Short exercise: Start with the line containing "What text is on this page?" and write out each line through the end of the listing, exactly as given.

--- START OF Stored rows ---

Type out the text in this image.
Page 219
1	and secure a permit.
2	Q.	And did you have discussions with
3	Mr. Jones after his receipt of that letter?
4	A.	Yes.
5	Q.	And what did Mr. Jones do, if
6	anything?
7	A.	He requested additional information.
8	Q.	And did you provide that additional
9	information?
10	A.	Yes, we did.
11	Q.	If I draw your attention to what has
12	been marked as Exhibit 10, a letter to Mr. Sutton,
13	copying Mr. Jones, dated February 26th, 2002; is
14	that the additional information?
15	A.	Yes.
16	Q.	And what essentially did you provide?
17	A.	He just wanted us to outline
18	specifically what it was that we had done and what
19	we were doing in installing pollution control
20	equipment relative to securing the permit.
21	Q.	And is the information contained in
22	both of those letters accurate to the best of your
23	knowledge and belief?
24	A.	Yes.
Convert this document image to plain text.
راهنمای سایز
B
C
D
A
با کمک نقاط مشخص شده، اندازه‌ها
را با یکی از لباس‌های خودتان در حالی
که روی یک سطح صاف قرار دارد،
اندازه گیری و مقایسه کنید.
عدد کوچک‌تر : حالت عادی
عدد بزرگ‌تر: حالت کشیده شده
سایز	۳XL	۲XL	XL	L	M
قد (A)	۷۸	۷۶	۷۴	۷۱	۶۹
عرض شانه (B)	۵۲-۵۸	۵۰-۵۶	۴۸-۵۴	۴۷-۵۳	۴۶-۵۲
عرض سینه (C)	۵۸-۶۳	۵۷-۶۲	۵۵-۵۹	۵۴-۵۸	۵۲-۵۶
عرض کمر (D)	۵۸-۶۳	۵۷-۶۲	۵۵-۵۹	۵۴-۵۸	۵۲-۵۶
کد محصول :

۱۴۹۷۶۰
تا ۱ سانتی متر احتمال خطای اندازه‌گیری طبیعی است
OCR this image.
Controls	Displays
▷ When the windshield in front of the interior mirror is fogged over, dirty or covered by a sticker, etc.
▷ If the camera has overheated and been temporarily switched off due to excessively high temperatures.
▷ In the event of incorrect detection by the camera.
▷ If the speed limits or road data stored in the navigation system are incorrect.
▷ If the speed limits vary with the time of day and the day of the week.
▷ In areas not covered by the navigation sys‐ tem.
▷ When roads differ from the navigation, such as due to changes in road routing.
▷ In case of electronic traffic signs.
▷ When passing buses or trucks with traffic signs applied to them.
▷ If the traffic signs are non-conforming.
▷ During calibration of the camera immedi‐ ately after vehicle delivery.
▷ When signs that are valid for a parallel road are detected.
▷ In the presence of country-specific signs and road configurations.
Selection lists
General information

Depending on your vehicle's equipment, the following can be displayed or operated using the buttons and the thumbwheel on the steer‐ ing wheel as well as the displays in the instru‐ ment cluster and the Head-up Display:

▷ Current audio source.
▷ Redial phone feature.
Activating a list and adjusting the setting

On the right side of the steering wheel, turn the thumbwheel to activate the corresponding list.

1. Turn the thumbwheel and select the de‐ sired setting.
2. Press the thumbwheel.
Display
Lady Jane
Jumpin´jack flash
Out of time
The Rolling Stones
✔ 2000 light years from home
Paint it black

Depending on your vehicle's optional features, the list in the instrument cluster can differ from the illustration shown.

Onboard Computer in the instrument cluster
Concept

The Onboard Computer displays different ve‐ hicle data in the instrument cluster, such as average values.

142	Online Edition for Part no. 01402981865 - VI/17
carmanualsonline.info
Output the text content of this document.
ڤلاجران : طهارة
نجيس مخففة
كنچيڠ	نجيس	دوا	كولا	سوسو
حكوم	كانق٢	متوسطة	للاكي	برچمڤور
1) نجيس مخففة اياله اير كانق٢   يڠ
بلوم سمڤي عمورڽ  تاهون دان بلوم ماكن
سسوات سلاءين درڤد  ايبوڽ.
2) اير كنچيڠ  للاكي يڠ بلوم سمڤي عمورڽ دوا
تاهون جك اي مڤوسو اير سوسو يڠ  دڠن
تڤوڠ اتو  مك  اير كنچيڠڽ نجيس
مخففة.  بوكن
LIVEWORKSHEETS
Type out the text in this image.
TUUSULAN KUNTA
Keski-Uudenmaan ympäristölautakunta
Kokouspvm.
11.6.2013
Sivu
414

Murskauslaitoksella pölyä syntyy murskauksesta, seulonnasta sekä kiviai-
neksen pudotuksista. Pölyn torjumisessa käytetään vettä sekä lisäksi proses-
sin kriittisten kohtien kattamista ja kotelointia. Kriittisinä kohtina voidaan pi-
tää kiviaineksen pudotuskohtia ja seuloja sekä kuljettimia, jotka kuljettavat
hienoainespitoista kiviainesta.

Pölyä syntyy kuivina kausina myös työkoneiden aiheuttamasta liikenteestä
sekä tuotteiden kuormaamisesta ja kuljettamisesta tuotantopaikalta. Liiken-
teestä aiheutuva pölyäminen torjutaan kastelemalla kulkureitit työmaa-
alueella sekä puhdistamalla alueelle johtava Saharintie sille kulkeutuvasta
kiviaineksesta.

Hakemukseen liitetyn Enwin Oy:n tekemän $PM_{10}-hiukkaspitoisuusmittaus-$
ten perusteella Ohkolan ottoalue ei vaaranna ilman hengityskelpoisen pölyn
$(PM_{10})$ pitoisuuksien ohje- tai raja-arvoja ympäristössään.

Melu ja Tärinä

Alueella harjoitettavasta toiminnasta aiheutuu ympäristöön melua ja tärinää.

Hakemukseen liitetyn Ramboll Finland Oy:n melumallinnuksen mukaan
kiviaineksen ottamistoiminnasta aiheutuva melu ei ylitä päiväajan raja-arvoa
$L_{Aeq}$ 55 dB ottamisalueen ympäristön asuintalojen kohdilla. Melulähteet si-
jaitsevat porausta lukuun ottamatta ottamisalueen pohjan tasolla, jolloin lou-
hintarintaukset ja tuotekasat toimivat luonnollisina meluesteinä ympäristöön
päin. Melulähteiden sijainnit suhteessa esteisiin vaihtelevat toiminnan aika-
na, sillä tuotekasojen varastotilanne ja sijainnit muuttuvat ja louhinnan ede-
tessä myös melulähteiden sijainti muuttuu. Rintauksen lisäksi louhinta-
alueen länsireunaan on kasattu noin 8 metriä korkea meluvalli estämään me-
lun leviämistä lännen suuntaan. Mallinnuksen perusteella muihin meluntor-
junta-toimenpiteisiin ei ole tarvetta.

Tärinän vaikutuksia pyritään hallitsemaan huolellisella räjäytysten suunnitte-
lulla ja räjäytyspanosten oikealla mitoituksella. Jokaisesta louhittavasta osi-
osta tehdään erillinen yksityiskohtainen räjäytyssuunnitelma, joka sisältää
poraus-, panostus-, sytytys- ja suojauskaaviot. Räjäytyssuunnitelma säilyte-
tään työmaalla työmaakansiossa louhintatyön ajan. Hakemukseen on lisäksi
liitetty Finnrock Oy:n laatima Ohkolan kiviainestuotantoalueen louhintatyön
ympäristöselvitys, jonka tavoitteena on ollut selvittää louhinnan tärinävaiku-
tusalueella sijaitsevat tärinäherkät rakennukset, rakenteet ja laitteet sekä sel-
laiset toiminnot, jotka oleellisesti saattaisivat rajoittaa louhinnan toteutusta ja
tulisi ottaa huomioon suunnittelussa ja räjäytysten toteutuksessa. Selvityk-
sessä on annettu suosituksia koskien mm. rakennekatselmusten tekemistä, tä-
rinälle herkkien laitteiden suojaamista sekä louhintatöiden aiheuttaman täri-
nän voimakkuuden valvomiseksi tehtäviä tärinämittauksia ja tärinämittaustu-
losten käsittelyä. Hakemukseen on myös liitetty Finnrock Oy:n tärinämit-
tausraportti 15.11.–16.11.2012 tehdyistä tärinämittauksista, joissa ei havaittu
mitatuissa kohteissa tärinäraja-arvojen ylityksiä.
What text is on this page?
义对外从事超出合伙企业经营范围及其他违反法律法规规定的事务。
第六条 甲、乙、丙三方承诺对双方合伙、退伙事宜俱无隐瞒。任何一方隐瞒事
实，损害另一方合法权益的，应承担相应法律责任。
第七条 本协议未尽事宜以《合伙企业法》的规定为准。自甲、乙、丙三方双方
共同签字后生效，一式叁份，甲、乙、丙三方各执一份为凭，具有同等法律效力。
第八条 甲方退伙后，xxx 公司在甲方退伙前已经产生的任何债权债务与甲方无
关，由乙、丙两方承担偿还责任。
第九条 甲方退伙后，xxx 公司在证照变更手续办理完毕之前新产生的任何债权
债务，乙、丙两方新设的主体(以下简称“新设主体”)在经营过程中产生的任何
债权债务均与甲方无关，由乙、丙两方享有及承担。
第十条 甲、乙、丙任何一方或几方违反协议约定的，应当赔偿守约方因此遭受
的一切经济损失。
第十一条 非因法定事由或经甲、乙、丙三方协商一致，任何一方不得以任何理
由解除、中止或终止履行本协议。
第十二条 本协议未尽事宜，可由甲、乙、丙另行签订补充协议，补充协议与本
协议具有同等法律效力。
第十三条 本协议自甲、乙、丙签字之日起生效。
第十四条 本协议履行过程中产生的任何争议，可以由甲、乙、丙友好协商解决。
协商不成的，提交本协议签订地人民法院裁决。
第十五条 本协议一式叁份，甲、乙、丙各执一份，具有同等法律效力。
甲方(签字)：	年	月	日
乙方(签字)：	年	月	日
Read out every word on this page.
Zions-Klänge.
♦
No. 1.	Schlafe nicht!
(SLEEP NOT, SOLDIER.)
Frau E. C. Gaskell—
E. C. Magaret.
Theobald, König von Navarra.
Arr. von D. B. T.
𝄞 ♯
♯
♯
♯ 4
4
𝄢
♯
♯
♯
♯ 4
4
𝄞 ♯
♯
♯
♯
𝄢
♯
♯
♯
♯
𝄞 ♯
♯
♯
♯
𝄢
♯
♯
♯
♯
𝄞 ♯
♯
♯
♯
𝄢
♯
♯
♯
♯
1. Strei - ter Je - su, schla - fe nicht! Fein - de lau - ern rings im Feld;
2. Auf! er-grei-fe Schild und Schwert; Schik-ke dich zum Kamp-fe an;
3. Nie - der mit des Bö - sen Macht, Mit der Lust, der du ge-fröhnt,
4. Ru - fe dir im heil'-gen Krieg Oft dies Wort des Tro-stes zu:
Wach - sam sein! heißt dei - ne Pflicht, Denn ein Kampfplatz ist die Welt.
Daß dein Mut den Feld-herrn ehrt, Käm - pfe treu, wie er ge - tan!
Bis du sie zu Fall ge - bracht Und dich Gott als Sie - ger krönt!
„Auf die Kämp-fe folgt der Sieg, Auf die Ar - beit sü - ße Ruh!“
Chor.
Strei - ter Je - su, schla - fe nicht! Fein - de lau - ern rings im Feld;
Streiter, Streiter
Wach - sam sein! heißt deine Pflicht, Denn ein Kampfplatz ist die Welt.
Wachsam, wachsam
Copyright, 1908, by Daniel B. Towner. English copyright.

--- END OF Stored rows ---

Worked solution:
What text is on this page?
义对外从事超出合伙企业经营范围及其他违反法律法规规定的事务。
第六条 甲、乙、丙三方承诺对双方合伙、退伙事宜俱无隐瞒。任何一方隐瞒事
实，损害另一方合法权益的，应承担相应法律责任。
第七条 本协议未尽事宜以《合伙企业法》的规定为准。自甲、乙、丙三方双方
共同签字后生效，一式叁份，甲、乙、丙三方各执一份为凭，具有同等法律效力。
第八条 甲方退伙后，xxx 公司在甲方退伙前已经产生的任何债权债务与甲方无
关，由乙、丙两方承担偿还责任。
第九条 甲方退伙后，xxx 公司在证照变更手续办理完毕之前新产生的任何债权
债务，乙、丙两方新设的主体(以下简称“新设主体”)在经营过程中产生的任何
债权债务均与甲方无关，由乙、丙两方享有及承担。
第十条 甲、乙、丙任何一方或几方违反协议约定的，应当赔偿守约方因此遭受
的一切经济损失。
第十一条 非因法定事由或经甲、乙、丙三方协商一致，任何一方不得以任何理
由解除、中止或终止履行本协议。
第十二条 本协议未尽事宜，可由甲、乙、丙另行签订补充协议，补充协议与本
协议具有同等法律效力。
第十三条 本协议自甲、乙、丙签字之日起生效。
第十四条 本协议履行过程中产生的任何争议，可以由甲、乙、丙友好协商解决。
协商不成的，提交本协议签订地人民法院裁决。
第十五条 本协议一式叁份，甲、乙、丙各执一份，具有同等法律效力。
甲方(签字)：	年	月	日
乙方(签字)：	年	月	日
Read out every word on this page.
Zions-Klänge.
♦
No. 1.	Schlafe nicht!
(SLEEP NOT, SOLDIER.)
Frau E. C. Gaskell—
E. C. Magaret.
Theobald, König von Navarra.
Arr. von D. B. T.
𝄞 ♯
♯
♯
♯ 4
4
𝄢
♯
♯
♯
♯ 4
4
𝄞 ♯
♯
♯
♯
𝄢
♯
♯
♯
♯
𝄞 ♯
♯
♯
♯
𝄢
♯
♯
♯
♯
𝄞 ♯
♯
♯
♯
𝄢
♯
♯
♯
♯
1. Strei - ter Je - su, schla - fe nicht! Fein - de lau - ern rings im Feld;
2. Auf! er-grei-fe Schild und Schwert; Schik-ke dich zum Kamp-fe an;
3. Nie - der mit des Bö - sen Macht, Mit der Lust, der du ge-fröhnt,
4. Ru - fe dir im heil'-gen Krieg Oft dies Wort des Tro-stes zu:
Wach - sam sein! heißt dei - ne Pflicht, Denn ein Kampfplatz ist die Welt.
Daß dein Mut den Feld-herrn ehrt, Käm - pfe treu, wie er ge - tan!
Bis du sie zu Fall ge - bracht Und dich Gott als Sie - ger krönt!
„Auf die Kämp-fe folgt der Sieg, Auf die Ar - beit sü - ße Ruh!“
Chor.
Strei - ter Je - su, schla - fe nicht! Fein - de lau - ern rings im Feld;
Streiter, Streiter
Wach - sam sein! heißt deine Pflicht, Denn ein Kampfplatz ist die Welt.
Wachsam, wachsam
Copyright, 1908, by Daniel B. Towner. English copyright.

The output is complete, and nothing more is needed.